Saved data entries:
-=-=-
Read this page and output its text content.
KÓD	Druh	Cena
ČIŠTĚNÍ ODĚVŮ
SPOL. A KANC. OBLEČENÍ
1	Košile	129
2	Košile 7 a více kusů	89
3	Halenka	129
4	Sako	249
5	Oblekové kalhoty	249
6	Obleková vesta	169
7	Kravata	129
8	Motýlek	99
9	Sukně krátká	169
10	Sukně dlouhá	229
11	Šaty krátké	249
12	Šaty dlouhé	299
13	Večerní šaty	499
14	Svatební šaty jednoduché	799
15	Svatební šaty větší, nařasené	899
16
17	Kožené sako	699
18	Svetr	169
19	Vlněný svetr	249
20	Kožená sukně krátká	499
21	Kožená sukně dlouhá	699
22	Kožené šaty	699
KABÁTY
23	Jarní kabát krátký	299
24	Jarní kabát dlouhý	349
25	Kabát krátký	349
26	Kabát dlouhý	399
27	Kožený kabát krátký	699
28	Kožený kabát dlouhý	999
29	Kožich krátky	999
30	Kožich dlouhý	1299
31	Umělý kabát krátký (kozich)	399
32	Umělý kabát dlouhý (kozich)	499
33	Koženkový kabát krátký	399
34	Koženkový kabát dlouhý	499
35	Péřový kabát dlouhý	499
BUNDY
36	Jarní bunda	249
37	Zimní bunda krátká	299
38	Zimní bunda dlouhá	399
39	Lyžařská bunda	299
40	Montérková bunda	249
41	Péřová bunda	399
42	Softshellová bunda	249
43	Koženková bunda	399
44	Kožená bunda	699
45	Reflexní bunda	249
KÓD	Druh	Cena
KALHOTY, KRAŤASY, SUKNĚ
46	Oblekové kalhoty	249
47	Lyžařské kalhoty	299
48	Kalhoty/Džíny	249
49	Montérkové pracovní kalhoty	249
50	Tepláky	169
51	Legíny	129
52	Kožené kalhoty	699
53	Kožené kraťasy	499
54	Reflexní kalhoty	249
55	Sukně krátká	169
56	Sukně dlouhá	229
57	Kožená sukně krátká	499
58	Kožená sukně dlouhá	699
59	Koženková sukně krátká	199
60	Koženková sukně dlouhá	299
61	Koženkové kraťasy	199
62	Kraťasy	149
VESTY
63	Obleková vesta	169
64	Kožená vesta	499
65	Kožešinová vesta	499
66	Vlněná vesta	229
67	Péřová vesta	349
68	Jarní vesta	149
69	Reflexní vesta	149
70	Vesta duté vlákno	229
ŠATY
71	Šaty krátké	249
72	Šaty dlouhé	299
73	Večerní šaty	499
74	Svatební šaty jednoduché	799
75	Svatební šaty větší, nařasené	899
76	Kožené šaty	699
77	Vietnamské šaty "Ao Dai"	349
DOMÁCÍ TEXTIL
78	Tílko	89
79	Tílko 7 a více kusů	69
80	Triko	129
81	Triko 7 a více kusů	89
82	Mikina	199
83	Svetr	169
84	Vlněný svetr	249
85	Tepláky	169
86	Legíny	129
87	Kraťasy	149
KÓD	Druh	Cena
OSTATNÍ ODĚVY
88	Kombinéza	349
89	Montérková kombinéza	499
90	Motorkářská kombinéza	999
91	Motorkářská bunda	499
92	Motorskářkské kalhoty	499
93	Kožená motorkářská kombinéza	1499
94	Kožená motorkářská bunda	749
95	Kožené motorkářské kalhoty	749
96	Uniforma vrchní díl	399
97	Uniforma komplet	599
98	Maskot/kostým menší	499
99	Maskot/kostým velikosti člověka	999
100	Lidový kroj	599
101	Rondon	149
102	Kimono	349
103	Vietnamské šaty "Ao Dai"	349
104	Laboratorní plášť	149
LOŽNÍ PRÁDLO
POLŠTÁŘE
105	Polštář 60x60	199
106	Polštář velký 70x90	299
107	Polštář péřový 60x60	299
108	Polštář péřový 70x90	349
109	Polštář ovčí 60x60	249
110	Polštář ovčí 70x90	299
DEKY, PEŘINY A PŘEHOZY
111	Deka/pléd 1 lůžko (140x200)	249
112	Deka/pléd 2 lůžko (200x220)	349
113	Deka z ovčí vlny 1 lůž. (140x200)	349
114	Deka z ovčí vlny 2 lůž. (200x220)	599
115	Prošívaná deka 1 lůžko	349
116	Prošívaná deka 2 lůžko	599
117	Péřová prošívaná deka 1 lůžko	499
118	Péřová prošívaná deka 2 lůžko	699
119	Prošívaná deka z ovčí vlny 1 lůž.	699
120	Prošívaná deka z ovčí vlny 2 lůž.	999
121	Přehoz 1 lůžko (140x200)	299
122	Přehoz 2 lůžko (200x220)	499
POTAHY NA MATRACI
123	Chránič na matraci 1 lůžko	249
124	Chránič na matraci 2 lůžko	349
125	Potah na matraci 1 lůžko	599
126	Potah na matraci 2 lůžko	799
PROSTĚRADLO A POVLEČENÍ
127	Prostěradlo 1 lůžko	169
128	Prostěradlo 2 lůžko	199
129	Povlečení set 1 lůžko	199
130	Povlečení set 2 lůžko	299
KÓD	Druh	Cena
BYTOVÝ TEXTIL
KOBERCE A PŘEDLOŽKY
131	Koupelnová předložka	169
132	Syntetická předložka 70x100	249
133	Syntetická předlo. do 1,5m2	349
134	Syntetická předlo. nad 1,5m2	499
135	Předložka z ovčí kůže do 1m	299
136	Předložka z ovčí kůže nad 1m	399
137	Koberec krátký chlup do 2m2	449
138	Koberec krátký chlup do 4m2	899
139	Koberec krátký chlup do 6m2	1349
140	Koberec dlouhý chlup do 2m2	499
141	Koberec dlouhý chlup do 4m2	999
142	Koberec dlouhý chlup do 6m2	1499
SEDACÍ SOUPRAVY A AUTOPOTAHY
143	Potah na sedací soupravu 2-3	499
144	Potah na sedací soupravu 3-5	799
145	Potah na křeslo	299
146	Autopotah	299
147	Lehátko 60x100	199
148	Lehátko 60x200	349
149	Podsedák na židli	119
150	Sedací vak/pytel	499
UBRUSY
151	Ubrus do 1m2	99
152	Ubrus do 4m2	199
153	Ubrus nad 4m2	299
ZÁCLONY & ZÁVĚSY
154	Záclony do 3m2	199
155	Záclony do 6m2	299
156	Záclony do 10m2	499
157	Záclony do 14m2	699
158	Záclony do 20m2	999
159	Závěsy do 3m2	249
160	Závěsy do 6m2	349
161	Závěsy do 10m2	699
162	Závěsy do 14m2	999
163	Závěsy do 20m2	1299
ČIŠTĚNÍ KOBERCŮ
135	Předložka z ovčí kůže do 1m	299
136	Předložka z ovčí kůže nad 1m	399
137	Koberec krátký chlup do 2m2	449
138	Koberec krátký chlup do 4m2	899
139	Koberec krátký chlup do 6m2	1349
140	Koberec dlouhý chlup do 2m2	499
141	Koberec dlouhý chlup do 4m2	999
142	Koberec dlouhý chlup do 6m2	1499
-=-=-
Output the lines above verbatim and in full.

Read this page and output its text content.
KÓD	Druh	Cena
ČIŠTĚNÍ ODĚVŮ
SPOL. A KANC. OBLEČENÍ
1	Košile	129
2	Košile 7 a více kusů	89
3	Halenka	129
4	Sako	249
5	Oblekové kalhoty	249
6	Obleková vesta	169
7	Kravata	129
8	Motýlek	99
9	Sukně krátká	169
10	Sukně dlouhá	229
11	Šaty krátké	249
12	Šaty dlouhé	299
13	Večerní šaty	499
14	Svatební šaty jednoduché	799
15	Svatební šaty větší, nařasené	899
16
17	Kožené sako	699
18	Svetr	169
19	Vlněný svetr	249
20	Kožená sukně krátká	499
21	Kožená sukně dlouhá	699
22	Kožené šaty	699
KABÁTY
23	Jarní kabát krátký	299
24	Jarní kabát dlouhý	349
25	Kabát krátký	349
26	Kabát dlouhý	399
27	Kožený kabát krátký	699
28	Kožený kabát dlouhý	999
29	Kožich krátky	999
30	Kožich dlouhý	1299
31	Umělý kabát krátký (kozich)	399
32	Umělý kabát dlouhý (kozich)	499
33	Koženkový kabát krátký	399
34	Koženkový kabát dlouhý	499
35	Péřový kabát dlouhý	499
BUNDY
36	Jarní bunda	249
37	Zimní bunda krátká	299
38	Zimní bunda dlouhá	399
39	Lyžařská bunda	299
40	Montérková bunda	249
41	Péřová bunda	399
42	Softshellová bunda	249
43	Koženková bunda	399
44	Kožená bunda	699
45	Reflexní bunda	249
KÓD	Druh	Cena
KALHOTY, KRAŤASY, SUKNĚ
46	Oblekové kalhoty	249
47	Lyžařské kalhoty	299
48	Kalhoty/Džíny	249
49	Montérkové pracovní kalhoty	249
50	Tepláky	169
51	Legíny	129
52	Kožené kalhoty	699
53	Kožené kraťasy	499
54	Reflexní kalhoty	249
55	Sukně krátká	169
56	Sukně dlouhá	229
57	Kožená sukně krátká	499
58	Kožená sukně dlouhá	699
59	Koženková sukně krátká	199
60	Koženková sukně dlouhá	299
61	Koženkové kraťasy	199
62	Kraťasy	149
VESTY
63	Obleková vesta	169
64	Kožená vesta	499
65	Kožešinová vesta	499
66	Vlněná vesta	229
67	Péřová vesta	349
68	Jarní vesta	149
69	Reflexní vesta	149
70	Vesta duté vlákno	229
ŠATY
71	Šaty krátké	249
72	Šaty dlouhé	299
73	Večerní šaty	499
74	Svatební šaty jednoduché	799
75	Svatební šaty větší, nařasené	899
76	Kožené šaty	699
77	Vietnamské šaty "Ao Dai"	349
DOMÁCÍ TEXTIL
78	Tílko	89
79	Tílko 7 a více kusů	69
80	Triko	129
81	Triko 7 a více kusů	89
82	Mikina	199
83	Svetr	169
84	Vlněný svetr	249
85	Tepláky	169
86	Legíny	129
87	Kraťasy	149
KÓD	Druh	Cena
OSTATNÍ ODĚVY
88	Kombinéza	349
89	Montérková kombinéza	499
90	Motorkářská kombinéza	999
91	Motorkářská bunda	499
92	Motorskářkské kalhoty	499
93	Kožená motorkářská kombinéza	1499
94	Kožená motorkářská bunda	749
95	Kožené motorkářské kalhoty	749
96	Uniforma vrchní díl	399
97	Uniforma komplet	599
98	Maskot/kostým menší	499
99	Maskot/kostým velikosti člověka	999
100	Lidový kroj	599
101	Rondon	149
102	Kimono	349
103	Vietnamské šaty "Ao Dai"	349
104	Laboratorní plášť	149
LOŽNÍ PRÁDLO
POLŠTÁŘE
105	Polštář 60x60	199
106	Polštář velký 70x90	299
107	Polštář péřový 60x60	299
108	Polštář péřový 70x90	349
109	Polštář ovčí 60x60	249
110	Polštář ovčí 70x90	299
DEKY, PEŘINY A PŘEHOZY
111	Deka/pléd 1 lůžko (140x200)	249
112	Deka/pléd 2 lůžko (200x220)	349
113	Deka z ovčí vlny 1 lůž. (140x200)	349
114	Deka z ovčí vlny 2 lůž. (200x220)	599
115	Prošívaná deka 1 lůžko	349
116	Prošívaná deka 2 lůžko	599
117	Péřová prošívaná deka 1 lůžko	499
118	Péřová prošívaná deka 2 lůžko	699
119	Prošívaná deka z ovčí vlny 1 lůž.	699
120	Prošívaná deka z ovčí vlny 2 lůž.	999
121	Přehoz 1 lůžko (140x200)	299
122	Přehoz 2 lůžko (200x220)	499
POTAHY NA MATRACI
123	Chránič na matraci 1 lůžko	249
124	Chránič na matraci 2 lůžko	349
125	Potah na matraci 1 lůžko	599
126	Potah na matraci 2 lůžko	799
PROSTĚRADLO A POVLEČENÍ
127	Prostěradlo 1 lůžko	169
128	Prostěradlo 2 lůžko	199
129	Povlečení set 1 lůžko	199
130	Povlečení set 2 lůžko	299
KÓD	Druh	Cena
BYTOVÝ TEXTIL
KOBERCE A PŘEDLOŽKY
131	Koupelnová předložka	169
132	Syntetická předložka 70x100	249
133	Syntetická předlo. do 1,5m2	349
134	Syntetická předlo. nad 1,5m2	499
135	Předložka z ovčí kůže do 1m	299
136	Předložka z ovčí kůže nad 1m	399
137	Koberec krátký chlup do 2m2	449
138	Koberec krátký chlup do 4m2	899
139	Koberec krátký chlup do 6m2	1349
140	Koberec dlouhý chlup do 2m2	499
141	Koberec dlouhý chlup do 4m2	999
142	Koberec dlouhý chlup do 6m2	1499
SEDACÍ SOUPRAVY A AUTOPOTAHY
143	Potah na sedací soupravu 2-3	499
144	Potah na sedací soupravu 3-5	799
145	Potah na křeslo	299
146	Autopotah	299
147	Lehátko 60x100	199
148	Lehátko 60x200	349
149	Podsedák na židli	119
150	Sedací vak/pytel	499
UBRUSY
151	Ubrus do 1m2	99
152	Ubrus do 4m2	199
153	Ubrus nad 4m2	299
ZÁCLONY & ZÁVĚSY
154	Záclony do 3m2	199
155	Záclony do 6m2	299
156	Záclony do 10m2	499
157	Záclony do 14m2	699
158	Záclony do 20m2	999
159	Závěsy do 3m2	249
160	Závěsy do 6m2	349
161	Závěsy do 10m2	699
162	Závěsy do 14m2	999
163	Závěsy do 20m2	1299
ČIŠTĚNÍ KOBERCŮ
135	Předložka z ovčí kůže do 1m	299
136	Předložka z ovčí kůže nad 1m	399
137	Koberec krátký chlup do 2m2	449
138	Koberec krátký chlup do 4m2	899
139	Koberec krátký chlup do 6m2	1349
140	Koberec dlouhý chlup do 2m2	499
141	Koberec dlouhý chlup do 4m2	999
142	Koberec dlouhý chlup do 6m2	1499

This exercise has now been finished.